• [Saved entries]
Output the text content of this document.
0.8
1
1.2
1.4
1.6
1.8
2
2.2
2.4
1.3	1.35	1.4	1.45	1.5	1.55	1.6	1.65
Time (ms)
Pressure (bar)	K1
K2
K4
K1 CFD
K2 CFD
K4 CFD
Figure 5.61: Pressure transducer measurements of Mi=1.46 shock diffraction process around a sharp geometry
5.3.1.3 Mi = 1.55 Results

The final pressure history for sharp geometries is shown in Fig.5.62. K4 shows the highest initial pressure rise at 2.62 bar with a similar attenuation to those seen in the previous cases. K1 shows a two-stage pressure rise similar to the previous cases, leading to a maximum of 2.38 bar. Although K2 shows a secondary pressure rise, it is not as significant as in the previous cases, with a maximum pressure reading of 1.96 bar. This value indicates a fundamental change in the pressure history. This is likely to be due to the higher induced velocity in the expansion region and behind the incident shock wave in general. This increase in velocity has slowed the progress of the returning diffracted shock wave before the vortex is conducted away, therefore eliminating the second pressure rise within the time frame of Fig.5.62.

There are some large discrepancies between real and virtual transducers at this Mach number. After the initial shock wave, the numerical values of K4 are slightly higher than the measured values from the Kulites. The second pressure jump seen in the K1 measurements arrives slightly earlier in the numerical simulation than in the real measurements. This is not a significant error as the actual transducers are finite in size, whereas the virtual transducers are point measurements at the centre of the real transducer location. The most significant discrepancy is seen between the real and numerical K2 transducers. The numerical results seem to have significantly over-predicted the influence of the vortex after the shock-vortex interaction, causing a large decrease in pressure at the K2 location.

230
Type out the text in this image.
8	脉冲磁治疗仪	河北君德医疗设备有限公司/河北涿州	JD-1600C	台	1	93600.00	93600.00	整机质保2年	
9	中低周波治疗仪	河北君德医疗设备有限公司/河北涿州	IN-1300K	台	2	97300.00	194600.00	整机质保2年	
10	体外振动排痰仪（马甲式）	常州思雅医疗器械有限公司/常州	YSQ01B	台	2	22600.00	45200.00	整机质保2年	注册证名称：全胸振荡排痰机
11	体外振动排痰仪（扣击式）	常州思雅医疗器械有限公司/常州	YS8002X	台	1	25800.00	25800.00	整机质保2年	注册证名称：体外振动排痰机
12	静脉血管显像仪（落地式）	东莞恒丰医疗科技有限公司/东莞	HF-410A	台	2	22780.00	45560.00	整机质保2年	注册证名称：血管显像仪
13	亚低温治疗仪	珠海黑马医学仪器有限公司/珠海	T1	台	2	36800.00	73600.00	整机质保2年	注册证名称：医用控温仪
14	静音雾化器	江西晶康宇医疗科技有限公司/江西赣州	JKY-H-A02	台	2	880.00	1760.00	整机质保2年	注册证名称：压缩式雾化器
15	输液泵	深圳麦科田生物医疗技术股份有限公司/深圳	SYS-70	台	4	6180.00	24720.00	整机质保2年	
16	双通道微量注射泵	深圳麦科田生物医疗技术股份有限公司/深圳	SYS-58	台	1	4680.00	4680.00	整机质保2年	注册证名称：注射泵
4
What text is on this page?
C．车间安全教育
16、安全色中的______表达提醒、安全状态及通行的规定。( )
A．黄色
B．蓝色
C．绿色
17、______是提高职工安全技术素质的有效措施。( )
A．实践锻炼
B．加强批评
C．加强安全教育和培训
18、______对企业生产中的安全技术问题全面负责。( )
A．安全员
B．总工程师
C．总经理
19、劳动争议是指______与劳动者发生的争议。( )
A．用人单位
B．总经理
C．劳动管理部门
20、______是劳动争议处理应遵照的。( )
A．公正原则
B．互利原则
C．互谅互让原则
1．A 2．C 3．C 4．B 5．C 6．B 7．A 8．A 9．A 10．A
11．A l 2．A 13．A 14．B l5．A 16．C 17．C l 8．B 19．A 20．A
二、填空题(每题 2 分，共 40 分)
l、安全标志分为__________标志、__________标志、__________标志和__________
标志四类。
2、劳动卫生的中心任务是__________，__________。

• [Task requirements]
Set down the listing in full, keeping every word exactly as it is.

• [Task solution]
Output the text content of this document.
0.8
1
1.2
1.4
1.6
1.8
2
2.2
2.4
1.3	1.35	1.4	1.45	1.5	1.55	1.6	1.65
Time (ms)
Pressure (bar)	K1
K2
K4
K1 CFD
K2 CFD
K4 CFD
Figure 5.61: Pressure transducer measurements of Mi=1.46 shock diffraction process around a sharp geometry
5.3.1.3 Mi = 1.55 Results

The final pressure history for sharp geometries is shown in Fig.5.62. K4 shows the highest initial pressure rise at 2.62 bar with a similar attenuation to those seen in the previous cases. K1 shows a two-stage pressure rise similar to the previous cases, leading to a maximum of 2.38 bar. Although K2 shows a secondary pressure rise, it is not as significant as in the previous cases, with a maximum pressure reading of 1.96 bar. This value indicates a fundamental change in the pressure history. This is likely to be due to the higher induced velocity in the expansion region and behind the incident shock wave in general. This increase in velocity has slowed the progress of the returning diffracted shock wave before the vortex is conducted away, therefore eliminating the second pressure rise within the time frame of Fig.5.62.

There are some large discrepancies between real and virtual transducers at this Mach number. After the initial shock wave, the numerical values of K4 are slightly higher than the measured values from the Kulites. The second pressure jump seen in the K1 measurements arrives slightly earlier in the numerical simulation than in the real measurements. This is not a significant error as the actual transducers are finite in size, whereas the virtual transducers are point measurements at the centre of the real transducer location. The most significant discrepancy is seen between the real and numerical K2 transducers. The numerical results seem to have significantly over-predicted the influence of the vortex after the shock-vortex interaction, causing a large decrease in pressure at the K2 location.

230
Type out the text in this image.
8	脉冲磁治疗仪	河北君德医疗设备有限公司/河北涿州	JD-1600C	台	1	93600.00	93600.00	整机质保2年	
9	中低周波治疗仪	河北君德医疗设备有限公司/河北涿州	IN-1300K	台	2	97300.00	194600.00	整机质保2年	
10	体外振动排痰仪（马甲式）	常州思雅医疗器械有限公司/常州	YSQ01B	台	2	22600.00	45200.00	整机质保2年	注册证名称：全胸振荡排痰机
11	体外振动排痰仪（扣击式）	常州思雅医疗器械有限公司/常州	YS8002X	台	1	25800.00	25800.00	整机质保2年	注册证名称：体外振动排痰机
12	静脉血管显像仪（落地式）	东莞恒丰医疗科技有限公司/东莞	HF-410A	台	2	22780.00	45560.00	整机质保2年	注册证名称：血管显像仪
13	亚低温治疗仪	珠海黑马医学仪器有限公司/珠海	T1	台	2	36800.00	73600.00	整机质保2年	注册证名称：医用控温仪
14	静音雾化器	江西晶康宇医疗科技有限公司/江西赣州	JKY-H-A02	台	2	880.00	1760.00	整机质保2年	注册证名称：压缩式雾化器
15	输液泵	深圳麦科田生物医疗技术股份有限公司/深圳	SYS-70	台	4	6180.00	24720.00	整机质保2年	
16	双通道微量注射泵	深圳麦科田生物医疗技术股份有限公司/深圳	SYS-58	台	1	4680.00	4680.00	整机质保2年	注册证名称：注射泵
4
What text is on this page?
C．车间安全教育
16、安全色中的______表达提醒、安全状态及通行的规定。( )
A．黄色
B．蓝色
C．绿色
17、______是提高职工安全技术素质的有效措施。( )
A．实践锻炼
B．加强批评
C．加强安全教育和培训
18、______对企业生产中的安全技术问题全面负责。( )
A．安全员
B．总工程师
C．总经理
19、劳动争议是指______与劳动者发生的争议。( )
A．用人单位
B．总经理
C．劳动管理部门
20、______是劳动争议处理应遵照的。( )
A．公正原则
B．互利原则
C．互谅互让原则
1．A 2．C 3．C 4．B 5．C 6．B 7．A 8．A 9．A 10．A
11．A l 2．A 13．A 14．B l5．A 16．C 17．C l 8．B 19．A 20．A
二、填空题(每题 2 分，共 40 分)
l、安全标志分为__________标志、__________标志、__________标志和__________
标志四类。
2、劳动卫生的中心任务是__________，__________。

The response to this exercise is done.